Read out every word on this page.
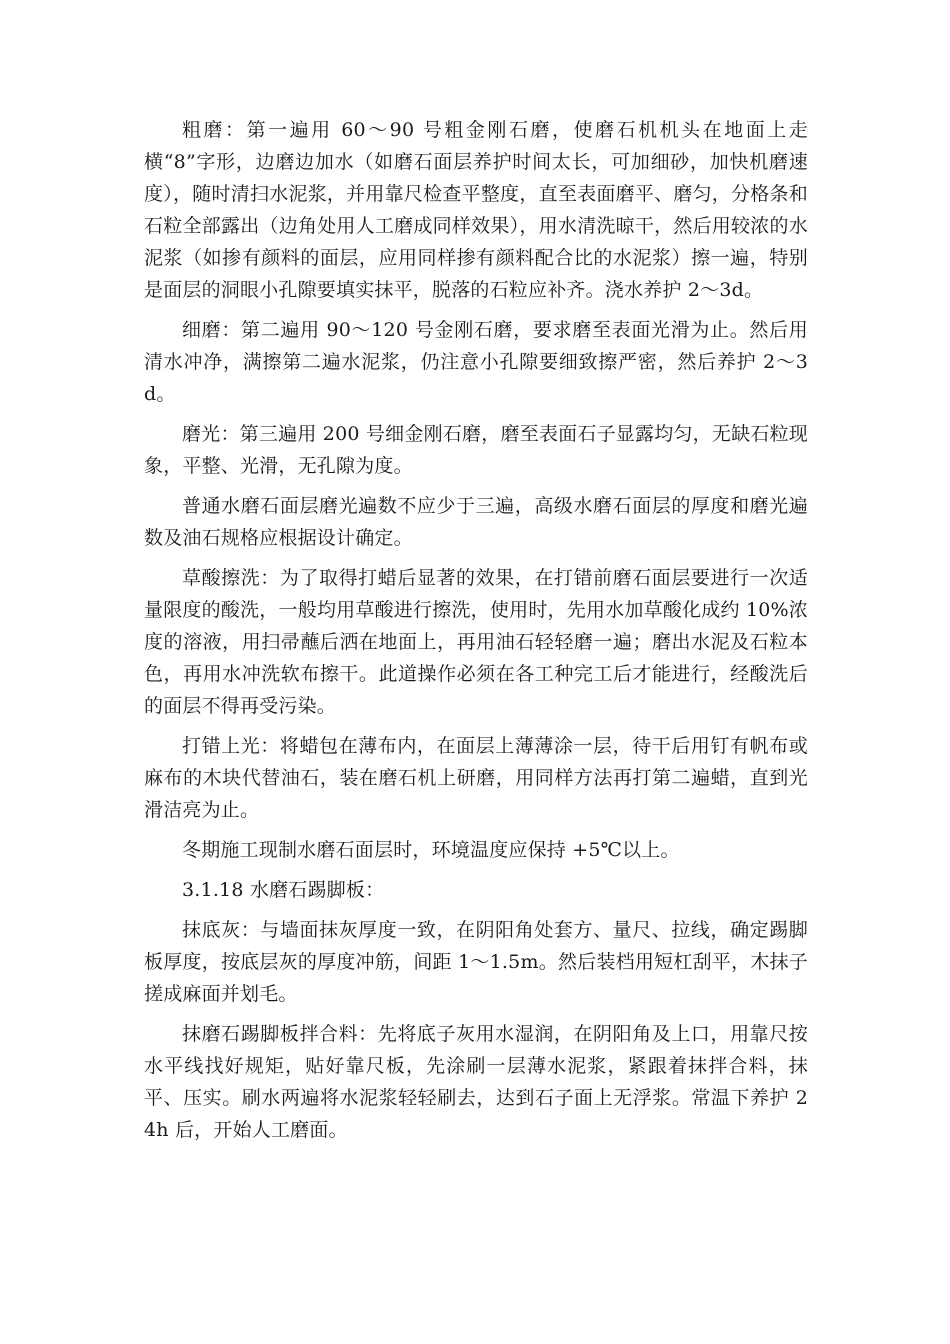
粗磨：第一遍用 60～90 号粗金刚石磨，使磨石机机头在地面上走横“8”字形，边磨边加水（如磨石面层养护时间太长，可加细砂，加快机磨速度），随时清扫水泥浆，并用靠尺检查平整度，直至表面磨平、磨匀，分格条和石粒全部露出（边角处用人工磨成同样效果），用水清洗晾干，然后用较浓的水泥浆（如掺有颜料的面层，应用同样掺有颜料配合比的水泥浆）擦一遍，特别是面层的洞眼小孔隙要填实抹平，脱落的石粒应补齐。浇水养护 2～3d。

细磨：第二遍用 90～120 号金刚石磨，要求磨至表面光滑为止。然后用清水冲净，满擦第二遍水泥浆，仍注意小孔隙要细致擦严密，然后养护 2～3d。

磨光：第三遍用 200 号细金刚石磨，磨至表面石子显露均匀，无缺石粒现象，平整、光滑，无孔隙为度。

普通水磨石面层磨光遍数不应少于三遍，高级水磨石面层的厚度和磨光遍数及油石规格应根据设计确定。

草酸擦洗：为了取得打蜡后显著的效果，在打错前磨石面层要进行一次适量限度的酸洗，一般均用草酸进行擦洗，使用时，先用水加草酸化成约 10%浓度的溶液，用扫帚蘸后洒在地面上，再用油石轻轻磨一遍；磨出水泥及石粒本色，再用水冲洗软布擦干。此道操作必须在各工种完工后才能进行，经酸洗后的面层不得再受污染。

打错上光：将蜡包在薄布内，在面层上薄薄涂一层，待干后用钉有帆布或麻布的木块代替油石，装在磨石机上研磨，用同样方法再打第二遍蜡，直到光滑洁亮为止。

冬期施工现制水磨石面层时，环境温度应保持 +5℃以上。

3.1.18 水磨石踢脚板：

抹底灰：与墙面抹灰厚度一致，在阴阳角处套方、量尺、拉线，确定踢脚板厚度，按底层灰的厚度冲筋，间距 1～1.5m。然后装档用短杠刮平，木抹子搓成麻面并划毛。

抹磨石踢脚板拌合料：先将底子灰用水湿润，在阴阳角及上口，用靠尺按水平线找好规矩，贴好靠尺板，先涂刷一层薄水泥浆，紧跟着抹拌合料，抹平、压实。刷水两遍将水泥浆轻轻刷去，达到石子面上无浮浆。常温下养护 24h 后，开始人工磨面。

The task:
From the records given above, reproduce all text exactly and exclude each picture.

Task response:
Read out every word on this page.
粗磨：第一遍用 60～90 号粗金刚石磨，使磨石机机头在地面上走横“8”字形，边磨边加水（如磨石面层养护时间太长，可加细砂，加快机磨速度），随时清扫水泥浆，并用靠尺检查平整度，直至表面磨平、磨匀，分格条和石粒全部露出（边角处用人工磨成同样效果），用水清洗晾干，然后用较浓的水泥浆（如掺有颜料的面层，应用同样掺有颜料配合比的水泥浆）擦一遍，特别是面层的洞眼小孔隙要填实抹平，脱落的石粒应补齐。浇水养护 2～3d。

细磨：第二遍用 90～120 号金刚石磨，要求磨至表面光滑为止。然后用清水冲净，满擦第二遍水泥浆，仍注意小孔隙要细致擦严密，然后养护 2～3d。

磨光：第三遍用 200 号细金刚石磨，磨至表面石子显露均匀，无缺石粒现象，平整、光滑，无孔隙为度。

普通水磨石面层磨光遍数不应少于三遍，高级水磨石面层的厚度和磨光遍数及油石规格应根据设计确定。

草酸擦洗：为了取得打蜡后显著的效果，在打错前磨石面层要进行一次适量限度的酸洗，一般均用草酸进行擦洗，使用时，先用水加草酸化成约 10%浓度的溶液，用扫帚蘸后洒在地面上，再用油石轻轻磨一遍；磨出水泥及石粒本色，再用水冲洗软布擦干。此道操作必须在各工种完工后才能进行，经酸洗后的面层不得再受污染。

打错上光：将蜡包在薄布内，在面层上薄薄涂一层，待干后用钉有帆布或麻布的木块代替油石，装在磨石机上研磨，用同样方法再打第二遍蜡，直到光滑洁亮为止。

冬期施工现制水磨石面层时，环境温度应保持 +5℃以上。

3.1.18 水磨石踢脚板：

抹底灰：与墙面抹灰厚度一致，在阴阳角处套方、量尺、拉线，确定踢脚板厚度，按底层灰的厚度冲筋，间距 1～1.5m。然后装档用短杠刮平，木抹子搓成麻面并划毛。

抹磨石踢脚板拌合料：先将底子灰用水湿润，在阴阳角及上口，用靠尺按水平线找好规矩，贴好靠尺板，先涂刷一层薄水泥浆，紧跟着抹拌合料，抹平、压实。刷水两遍将水泥浆轻轻刷去，达到石子面上无浮浆。常温下养护 24h 后，开始人工磨面。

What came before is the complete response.